PAGE EXTRACT:
══════════
- Cerebral ischemia from cardiac arrest, stroke, and subarachnoid and intracerebral hemorrhage, together with trauma, epilepsy, and other CNS pathologies, continue to impose immense burdens of morbidity and mortality the world over. Despite many decades of research aimed at understanding the genetic and molecular basis of these pathologies, therapeutics developed on the basis of blocking ‘known’ injury mechanisms can actually claim few clinical successes. The field of CNS “preconditioning” was born from the preclinical finding more than 20 years ago that intentional activation of innate, cytoprotective factors could provide robust protection, or “tolerance” against cerebral ischemic injury. Herein, up-to-date summaries on all aspects of preconditioning for CNS disease, including the emerging topics of postconditioning and remote pre- and post-conditioning, are provided by the leading scientists in the field. The translational potential of both preclinical and clinical advances is underscored throughout, with the hope of accelerating the bench-to-bedside success of endogenous cytoprotection as a therapeutic strategy. Jeffrey M. Gidday PhD, Associate Professor of Neurosurgery at Washington University School of Medicine, has been working in the field of CNS preconditioning for 18 years, and has numerous publications on preconditioning-induced protection in the setting of several different cerebral and retinal pathologies. Miguel A. Perez-Pinzon PhD is Professor of Neurology/Neuroscience, Vice-Chair for Basic Science of Neurology at the University of Miami Miller School of Medicine. He began studies of ischemic preconditioning in 1995 and for many years prior to that worked in the field of anoxia tolerance, publishing close to 50 peer-reviewed articles and many book chapters on these topics. John H. Zhang MD PhD is Professor of Neurosurgery, Anesthesiology, and Physiology, and Vice-Chair of the Basic Science Department at the Loma Linda University School of Medicine. His research interests include stroke and medical gases, and he has published papers related to pre-, post- and remote-conditioning in subarachnoid hemorrhage, focal cerebral ischemia, and neonatal brain injury.
══════════
Source data:
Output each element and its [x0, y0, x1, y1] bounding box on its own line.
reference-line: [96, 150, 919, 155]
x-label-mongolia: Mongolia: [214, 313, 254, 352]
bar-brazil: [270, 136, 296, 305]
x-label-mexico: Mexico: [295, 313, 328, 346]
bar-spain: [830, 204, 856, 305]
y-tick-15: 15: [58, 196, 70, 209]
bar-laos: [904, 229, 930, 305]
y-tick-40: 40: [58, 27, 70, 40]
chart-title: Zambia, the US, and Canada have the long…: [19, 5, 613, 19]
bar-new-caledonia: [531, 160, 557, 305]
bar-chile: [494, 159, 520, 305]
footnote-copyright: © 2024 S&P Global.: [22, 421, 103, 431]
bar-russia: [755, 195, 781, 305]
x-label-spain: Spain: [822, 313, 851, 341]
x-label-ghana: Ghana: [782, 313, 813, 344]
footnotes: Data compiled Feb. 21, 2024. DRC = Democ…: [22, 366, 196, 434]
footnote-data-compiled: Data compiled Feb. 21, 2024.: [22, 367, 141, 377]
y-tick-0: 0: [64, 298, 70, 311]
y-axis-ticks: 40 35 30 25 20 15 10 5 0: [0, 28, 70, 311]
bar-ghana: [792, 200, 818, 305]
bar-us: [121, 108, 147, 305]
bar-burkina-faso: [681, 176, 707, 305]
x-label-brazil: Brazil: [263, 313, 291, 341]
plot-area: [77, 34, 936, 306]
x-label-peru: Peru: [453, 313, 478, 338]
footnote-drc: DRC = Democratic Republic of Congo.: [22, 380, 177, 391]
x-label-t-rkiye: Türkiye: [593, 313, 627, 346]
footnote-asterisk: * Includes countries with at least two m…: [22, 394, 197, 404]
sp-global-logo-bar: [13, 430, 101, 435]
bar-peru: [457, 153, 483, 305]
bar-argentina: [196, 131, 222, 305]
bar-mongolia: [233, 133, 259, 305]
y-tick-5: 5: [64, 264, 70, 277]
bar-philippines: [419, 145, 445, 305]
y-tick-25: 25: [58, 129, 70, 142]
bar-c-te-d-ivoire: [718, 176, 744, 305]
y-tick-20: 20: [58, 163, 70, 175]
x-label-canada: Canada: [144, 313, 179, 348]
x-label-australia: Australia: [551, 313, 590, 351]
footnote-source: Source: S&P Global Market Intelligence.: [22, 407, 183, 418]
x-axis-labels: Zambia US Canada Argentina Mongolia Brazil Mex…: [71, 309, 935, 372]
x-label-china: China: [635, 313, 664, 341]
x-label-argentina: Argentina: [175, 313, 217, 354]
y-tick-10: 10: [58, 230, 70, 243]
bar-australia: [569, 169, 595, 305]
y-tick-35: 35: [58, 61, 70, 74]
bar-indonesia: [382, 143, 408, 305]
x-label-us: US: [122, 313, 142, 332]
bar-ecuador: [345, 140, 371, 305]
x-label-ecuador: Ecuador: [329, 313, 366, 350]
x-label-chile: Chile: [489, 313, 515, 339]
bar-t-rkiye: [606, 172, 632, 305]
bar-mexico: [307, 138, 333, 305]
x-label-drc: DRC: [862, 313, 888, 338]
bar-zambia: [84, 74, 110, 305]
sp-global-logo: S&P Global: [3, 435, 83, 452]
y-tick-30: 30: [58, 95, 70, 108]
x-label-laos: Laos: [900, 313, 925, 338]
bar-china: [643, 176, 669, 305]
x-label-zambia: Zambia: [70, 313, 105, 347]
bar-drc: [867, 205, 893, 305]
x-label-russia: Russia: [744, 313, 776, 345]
══════════
USING THE INFORMATION:
A - Answer these questions from the text on CNS preconditioning:
(i) How many years has Jeffrey M. Gidday worked in the field of CNS preconditioning?
(ii) In what year did Miguel A. Perez-Pinzon begin studies of ischemic preconditioning?
(iii) How long ago was the preclinical finding that gave rise to the field of CNS "preconditioning"?
B - Decide whether each statement agrees with the text on CNS preconditioning, answering yes or no and quoting the words that settle it:
(i) John H. Zhang's research interests include medical gases.
(ii) Therapeutics based on blocking known injury mechanisms have had many clinical successes.
(iii) Miguel A. Perez-Pinzon works at the Loma Linda University School of Medicine.
These items are separate material and not part of the text.

ANSWERS FOR THE EXERCISE:
A -
(i) 18 years
(ii) 1995
(iii) More than 20 years ago

B -
(i) Yes: "His research interests include stroke and medical gases"
(ii) No: "can actually claim few clinical successes"
(iii) No: "Vice-Chair for Basic Science of Neurology at the University of Miami Miller School of Medicine"